• STATED GOAL
In the records that follow, show each line where the word "其他合理答案也可" is present.

• THE INPUT
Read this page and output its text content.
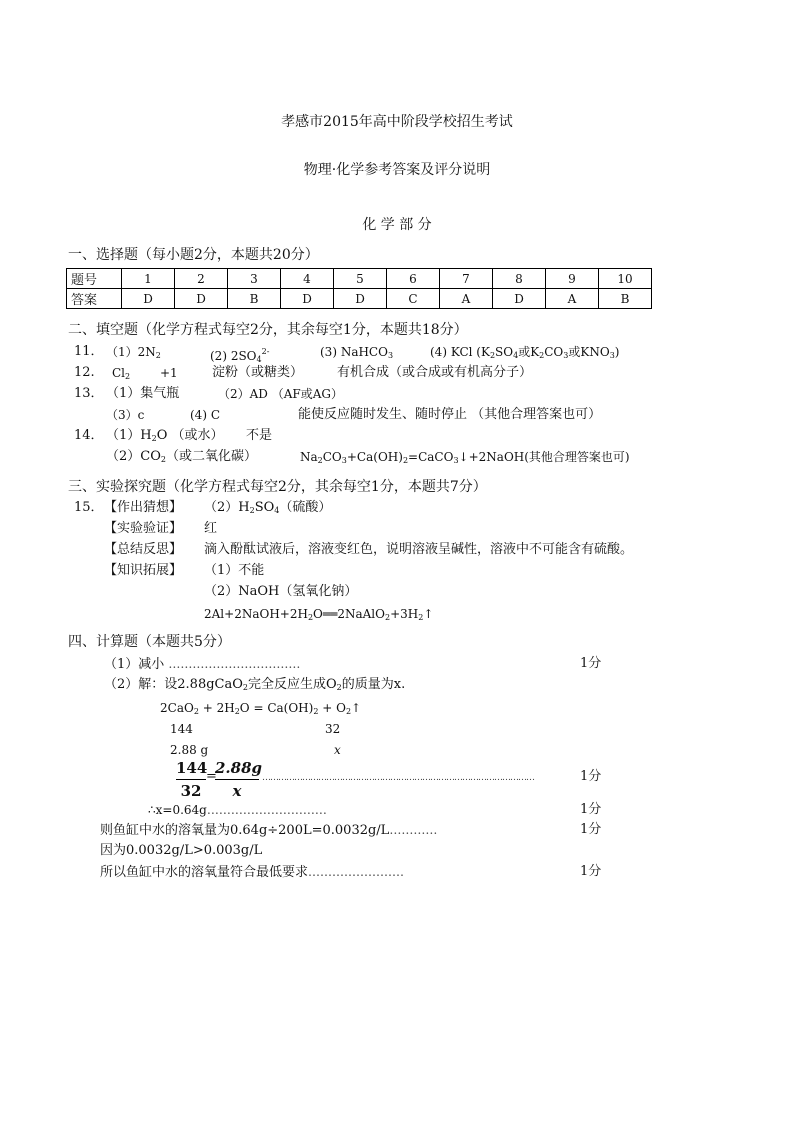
孝感市2015年高中阶段学校招生考试
物理·化学参考答案及评分说明
化 学 部 分
一、选择题（每小题2分，本题共20分）
题号	1	2	3	4	5	6	7	8	9	10
答案	D	D	B	D	D	C	A	D	A	B
二、填空题（化学方程式每空2分，其余每空1分，本题共18分）
11． $(1)2N_2$	(2) $2SO_4^{2-}$	(3) NaHCO$_3$	(4) KCl ($K_2SO_4$或$K_2CO_3$或$KNO_3$)
12. $Cl_2 +1$	淀粉（或糖类）	有机合成（或合成或有机高分子）
13． （1）集气瓶	（2）AD （AF或AG）
（3）c	(4) C	能使反应随时发生、随时停止 （其他合理答案也可）
14． $(1)H_2O$ （或水） 不是
$(2)CO_2$（或二氧化碳）	$Na_2CO_3+Ca(OH)_2=CaCO_3↓+2NaOH$(其他合理答案也可)
三、实验探究题（化学方程式每空2分，其余每空1分，本题共7分）
15． 【作出猜想】 $(2)H_2SO_4$（硫酸）
【实验验证】 红
【总结反思】 滴入酚酞试液后，溶液变红色，说明溶液呈碱性，溶液中不可能含有硫酸。
【知识拓展】 （1）不能
（2）NaOH（氢氧化钠）
$2Al+2NaOH+2H_2O══2NaAlO_2+3H_2↑$
四、计算题（本题共5分）
（1）减小 ……………………………	1分
（2）解：设2.88gCaO$_2$完全反应生成$O_2$的质量为x.
$2CaO_2 + 2H_2O = Ca(OH)_2$ + $O_2↑$
144	32
2.88 g	x
144
32
=
2.88g
x
…………………………………………………………………………………………	1分
∴x=0.64g…………………………	1分
则鱼缸中水的溶氧量为0.64g÷200L=0.0032g/L…………	1分
因为0.0032g/L>0.003g/L
所以鱼缸中水的溶氧量符合最低要求……………………	1分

• THE ANSWER
（3）c	(4) C	能使反应随时发生、随时停止 （其他合理答案也可）
$(2)CO_2$（或二氧化碳）	$Na_2CO_3+Ca(OH)_2=CaCO_3↓+2NaOH$(其他合理答案也可)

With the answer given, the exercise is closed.